Extracted data entries:
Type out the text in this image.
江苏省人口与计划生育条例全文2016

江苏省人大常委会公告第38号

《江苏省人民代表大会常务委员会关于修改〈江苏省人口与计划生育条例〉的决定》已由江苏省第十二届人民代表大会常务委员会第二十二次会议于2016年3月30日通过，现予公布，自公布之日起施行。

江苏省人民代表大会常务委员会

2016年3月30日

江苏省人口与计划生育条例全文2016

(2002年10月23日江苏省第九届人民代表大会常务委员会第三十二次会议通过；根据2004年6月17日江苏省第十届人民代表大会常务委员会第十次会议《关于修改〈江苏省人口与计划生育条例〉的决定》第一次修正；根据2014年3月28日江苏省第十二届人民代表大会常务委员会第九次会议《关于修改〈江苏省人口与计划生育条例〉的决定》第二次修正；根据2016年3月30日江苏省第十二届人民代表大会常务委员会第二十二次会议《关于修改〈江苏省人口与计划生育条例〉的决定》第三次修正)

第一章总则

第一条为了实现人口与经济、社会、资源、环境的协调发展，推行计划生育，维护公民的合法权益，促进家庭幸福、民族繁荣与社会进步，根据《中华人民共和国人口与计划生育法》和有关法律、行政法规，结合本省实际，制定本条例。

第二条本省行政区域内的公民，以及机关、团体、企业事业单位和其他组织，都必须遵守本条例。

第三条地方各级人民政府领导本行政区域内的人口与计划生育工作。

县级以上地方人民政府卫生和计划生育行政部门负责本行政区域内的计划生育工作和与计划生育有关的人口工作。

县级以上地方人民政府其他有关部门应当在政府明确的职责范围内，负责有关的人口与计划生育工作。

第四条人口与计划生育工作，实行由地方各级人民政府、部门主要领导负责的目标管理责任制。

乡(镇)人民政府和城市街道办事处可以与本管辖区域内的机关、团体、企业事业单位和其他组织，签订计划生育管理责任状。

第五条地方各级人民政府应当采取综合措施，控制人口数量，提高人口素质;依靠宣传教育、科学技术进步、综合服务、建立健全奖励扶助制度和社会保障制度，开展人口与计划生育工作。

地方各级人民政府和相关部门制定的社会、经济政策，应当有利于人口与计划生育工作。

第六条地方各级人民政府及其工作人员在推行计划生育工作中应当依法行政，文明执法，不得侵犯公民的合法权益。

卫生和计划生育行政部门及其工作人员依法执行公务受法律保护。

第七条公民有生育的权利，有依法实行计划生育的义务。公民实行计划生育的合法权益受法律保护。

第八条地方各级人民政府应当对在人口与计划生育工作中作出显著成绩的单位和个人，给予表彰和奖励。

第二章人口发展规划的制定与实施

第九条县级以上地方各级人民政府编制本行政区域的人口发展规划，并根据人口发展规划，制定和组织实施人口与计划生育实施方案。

- Given instruction
From the data above, extract every line in its exact form.

- Response to this task
Type out the text in this image.
江苏省人口与计划生育条例全文2016

江苏省人大常委会公告第38号

《江苏省人民代表大会常务委员会关于修改〈江苏省人口与计划生育条例〉的决定》已由江苏省第十二届人民代表大会常务委员会第二十二次会议于2016年3月30日通过，现予公布，自公布之日起施行。

江苏省人民代表大会常务委员会

2016年3月30日

江苏省人口与计划生育条例全文2016

(2002年10月23日江苏省第九届人民代表大会常务委员会第三十二次会议通过；根据2004年6月17日江苏省第十届人民代表大会常务委员会第十次会议《关于修改〈江苏省人口与计划生育条例〉的决定》第一次修正；根据2014年3月28日江苏省第十二届人民代表大会常务委员会第九次会议《关于修改〈江苏省人口与计划生育条例〉的决定》第二次修正；根据2016年3月30日江苏省第十二届人民代表大会常务委员会第二十二次会议《关于修改〈江苏省人口与计划生育条例〉的决定》第三次修正)

第一章总则

第一条为了实现人口与经济、社会、资源、环境的协调发展，推行计划生育，维护公民的合法权益，促进家庭幸福、民族繁荣与社会进步，根据《中华人民共和国人口与计划生育法》和有关法律、行政法规，结合本省实际，制定本条例。

第二条本省行政区域内的公民，以及机关、团体、企业事业单位和其他组织，都必须遵守本条例。

第三条地方各级人民政府领导本行政区域内的人口与计划生育工作。

县级以上地方人民政府卫生和计划生育行政部门负责本行政区域内的计划生育工作和与计划生育有关的人口工作。

县级以上地方人民政府其他有关部门应当在政府明确的职责范围内，负责有关的人口与计划生育工作。

第四条人口与计划生育工作，实行由地方各级人民政府、部门主要领导负责的目标管理责任制。

乡(镇)人民政府和城市街道办事处可以与本管辖区域内的机关、团体、企业事业单位和其他组织，签订计划生育管理责任状。

第五条地方各级人民政府应当采取综合措施，控制人口数量，提高人口素质;依靠宣传教育、科学技术进步、综合服务、建立健全奖励扶助制度和社会保障制度，开展人口与计划生育工作。

地方各级人民政府和相关部门制定的社会、经济政策，应当有利于人口与计划生育工作。

第六条地方各级人民政府及其工作人员在推行计划生育工作中应当依法行政，文明执法，不得侵犯公民的合法权益。

卫生和计划生育行政部门及其工作人员依法执行公务受法律保护。

第七条公民有生育的权利，有依法实行计划生育的义务。公民实行计划生育的合法权益受法律保护。

第八条地方各级人民政府应当对在人口与计划生育工作中作出显著成绩的单位和个人，给予表彰和奖励。

第二章人口发展规划的制定与实施

第九条县级以上地方各级人民政府编制本行政区域的人口发展规划，并根据人口发展规划，制定和组织实施人口与计划生育实施方案。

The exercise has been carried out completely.